[Chart and figure data]
>> BEGIN

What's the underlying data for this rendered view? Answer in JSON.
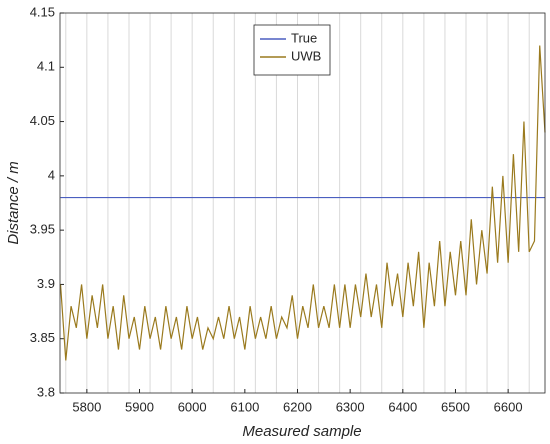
{
  "chart_data": {
    "type": "line",
    "xlabel": "Measured sample",
    "ylabel": "Distance / m",
    "xlim": [
      5749,
      6670
    ],
    "ylim": [
      3.8,
      4.15
    ],
    "xticks": [
      5800,
      5900,
      6000,
      6100,
      6200,
      6300,
      6400,
      6500,
      6600
    ],
    "yticks": [
      3.8,
      3.85,
      3.9,
      3.95,
      4,
      4.05,
      4.1,
      4.15
    ],
    "xgrid": [
      5760,
      5800,
      5840,
      5880,
      5920,
      5960,
      6000,
      6040,
      6080,
      6120,
      6160,
      6200,
      6240,
      6280,
      6320,
      6360,
      6400,
      6440,
      6480,
      6520,
      6560,
      6600,
      6640
    ],
    "legend": "top-center",
    "x": [
      5750,
      5760,
      5770,
      5780,
      5790,
      5800,
      5810,
      5820,
      5830,
      5840,
      5850,
      5860,
      5870,
      5880,
      5890,
      5900,
      5910,
      5920,
      5930,
      5940,
      5950,
      5960,
      5970,
      5980,
      5990,
      6000,
      6010,
      6020,
      6030,
      6040,
      6050,
      6060,
      6070,
      6080,
      6090,
      6100,
      6110,
      6120,
      6130,
      6140,
      6150,
      6160,
      6170,
      6180,
      6190,
      6200,
      6210,
      6220,
      6230,
      6240,
      6250,
      6260,
      6270,
      6280,
      6290,
      6300,
      6310,
      6320,
      6330,
      6340,
      6350,
      6360,
      6370,
      6380,
      6390,
      6400,
      6410,
      6420,
      6430,
      6440,
      6450,
      6460,
      6470,
      6480,
      6490,
      6500,
      6510,
      6520,
      6530,
      6540,
      6550,
      6560,
      6570,
      6580,
      6590,
      6600,
      6610,
      6620,
      6630,
      6640,
      6650,
      6660,
      6670
    ],
    "series": [
      {
        "name": "True",
        "color": "#4b5fc0",
        "values": [
          3.98,
          3.98,
          3.98,
          3.98,
          3.98,
          3.98,
          3.98,
          3.98,
          3.98,
          3.98,
          3.98,
          3.98,
          3.98,
          3.98,
          3.98,
          3.98,
          3.98,
          3.98,
          3.98,
          3.98,
          3.98,
          3.98,
          3.98,
          3.98,
          3.98,
          3.98,
          3.98,
          3.98,
          3.98,
          3.98,
          3.98,
          3.98,
          3.98,
          3.98,
          3.98,
          3.98,
          3.98,
          3.98,
          3.98,
          3.98,
          3.98,
          3.98,
          3.98,
          3.98,
          3.98,
          3.98,
          3.98,
          3.98,
          3.98,
          3.98,
          3.98,
          3.98,
          3.98,
          3.98,
          3.98,
          3.98,
          3.98,
          3.98,
          3.98,
          3.98,
          3.98,
          3.98,
          3.98,
          3.98,
          3.98,
          3.98,
          3.98,
          3.98,
          3.98,
          3.98,
          3.98,
          3.98,
          3.98,
          3.98,
          3.98,
          3.98,
          3.98,
          3.98,
          3.98,
          3.98,
          3.98,
          3.98,
          3.98,
          3.98,
          3.98,
          3.98,
          3.98,
          3.98,
          3.98,
          3.98,
          3.98,
          3.98,
          3.98
        ]
      },
      {
        "name": "UWB",
        "color": "#9a7a1e",
        "values": [
          3.9,
          3.83,
          3.88,
          3.86,
          3.9,
          3.85,
          3.89,
          3.86,
          3.9,
          3.85,
          3.88,
          3.84,
          3.89,
          3.85,
          3.87,
          3.84,
          3.88,
          3.85,
          3.87,
          3.84,
          3.88,
          3.85,
          3.87,
          3.84,
          3.88,
          3.85,
          3.87,
          3.84,
          3.86,
          3.85,
          3.87,
          3.85,
          3.88,
          3.85,
          3.87,
          3.84,
          3.88,
          3.85,
          3.87,
          3.85,
          3.88,
          3.85,
          3.87,
          3.86,
          3.89,
          3.85,
          3.88,
          3.86,
          3.9,
          3.86,
          3.88,
          3.86,
          3.9,
          3.86,
          3.9,
          3.86,
          3.9,
          3.87,
          3.91,
          3.87,
          3.9,
          3.86,
          3.92,
          3.88,
          3.91,
          3.87,
          3.92,
          3.88,
          3.93,
          3.86,
          3.92,
          3.88,
          3.94,
          3.88,
          3.93,
          3.89,
          3.94,
          3.89,
          3.96,
          3.9,
          3.95,
          3.91,
          3.99,
          3.92,
          4.0,
          3.92,
          4.02,
          3.93,
          4.05,
          3.93,
          3.94,
          4.12,
          4.04
        ]
      }
    ]
  }
}
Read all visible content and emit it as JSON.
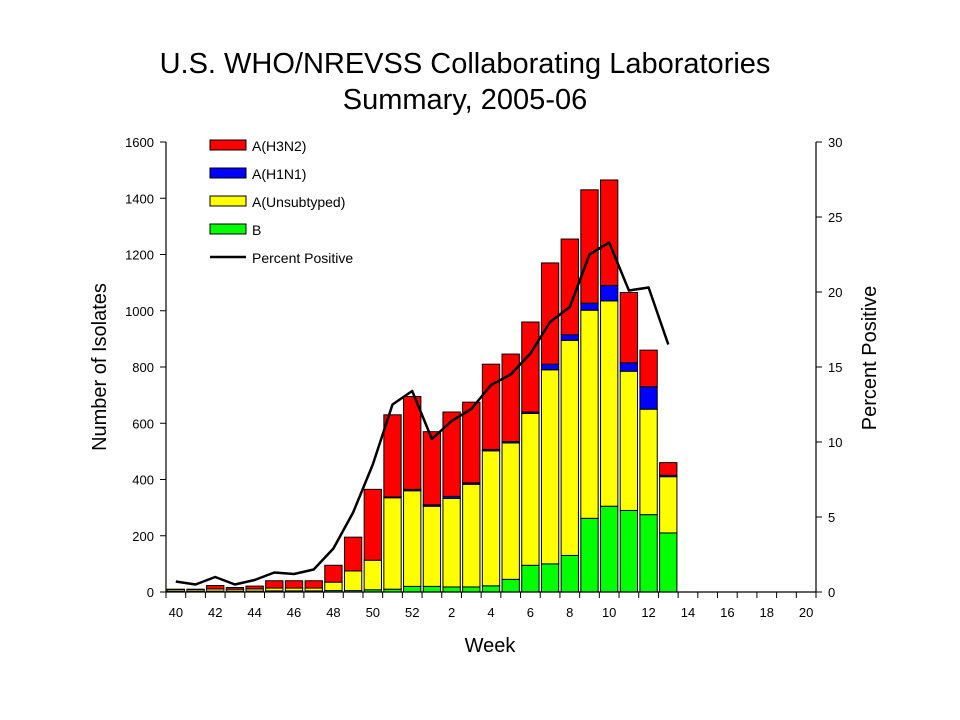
{
  "chart_data": {
    "type": "bar",
    "title_line1": "U.S. WHO/NREVSS Collaborating Laboratories",
    "title_line2": "Summary, 2005-06",
    "xlabel": "Week",
    "ylabel_left": "Number of Isolates",
    "ylabel_right": "Percent Positive",
    "ylim_left": [
      0,
      1600
    ],
    "ylim_right": [
      0,
      30
    ],
    "yticks_left": [
      0,
      200,
      400,
      600,
      800,
      1000,
      1200,
      1400,
      1600
    ],
    "yticks_right": [
      0,
      5,
      10,
      15,
      20,
      25,
      30
    ],
    "x_tick_labels": [
      "40",
      "42",
      "44",
      "46",
      "48",
      "50",
      "52",
      "2",
      "4",
      "6",
      "8",
      "10",
      "12",
      "14",
      "16",
      "18",
      "20"
    ],
    "weeks": [
      "40",
      "41",
      "42",
      "43",
      "44",
      "45",
      "46",
      "47",
      "48",
      "49",
      "50",
      "51",
      "52",
      "1",
      "2",
      "3",
      "4",
      "5",
      "6",
      "7",
      "8",
      "9",
      "10",
      "11",
      "12",
      "13",
      "14",
      "15",
      "16",
      "17",
      "18",
      "19",
      "20"
    ],
    "legend_position": "top-left",
    "series": [
      {
        "name": "B",
        "color": "#00ff00",
        "values": [
          2,
          2,
          3,
          3,
          3,
          4,
          4,
          4,
          5,
          5,
          8,
          10,
          20,
          20,
          18,
          18,
          22,
          45,
          95,
          100,
          130,
          262,
          305,
          290,
          275,
          210,
          0,
          0,
          0,
          0,
          0,
          0,
          0
        ]
      },
      {
        "name": "A(Unsubtyped)",
        "color": "#ffff00",
        "values": [
          6,
          6,
          8,
          7,
          8,
          10,
          10,
          10,
          30,
          70,
          105,
          325,
          340,
          285,
          315,
          365,
          480,
          485,
          540,
          690,
          765,
          740,
          730,
          495,
          375,
          200,
          0,
          0,
          0,
          0,
          0,
          0,
          0
        ]
      },
      {
        "name": "A(H1N1)",
        "color": "#0000ff",
        "values": [
          0,
          0,
          0,
          0,
          0,
          0,
          0,
          0,
          0,
          0,
          0,
          3,
          5,
          5,
          7,
          5,
          5,
          5,
          5,
          20,
          20,
          25,
          55,
          30,
          80,
          5,
          0,
          0,
          0,
          0,
          0,
          0,
          0
        ]
      },
      {
        "name": "A(H3N2)",
        "color": "#ff0000",
        "values": [
          2,
          2,
          12,
          6,
          10,
          26,
          26,
          26,
          60,
          120,
          252,
          292,
          330,
          260,
          300,
          287,
          303,
          311,
          320,
          360,
          340,
          403,
          375,
          250,
          130,
          45,
          0,
          0,
          0,
          0,
          0,
          0,
          0
        ]
      }
    ],
    "line_series": {
      "name": "Percent Positive",
      "color": "#000000",
      "axis": "right",
      "values": [
        0.7,
        0.5,
        1.0,
        0.5,
        0.8,
        1.3,
        1.2,
        1.5,
        2.9,
        5.3,
        8.5,
        12.5,
        13.4,
        10.2,
        11.4,
        12.2,
        13.8,
        14.5,
        15.9,
        18.0,
        19.0,
        22.5,
        23.3,
        20.1,
        20.3,
        16.5,
        null,
        null,
        null,
        null,
        null,
        null,
        null
      ]
    }
  }
}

>> END

Determine how many lines in the listing above hold the string "JSON", then write only the number.

REPLY:
2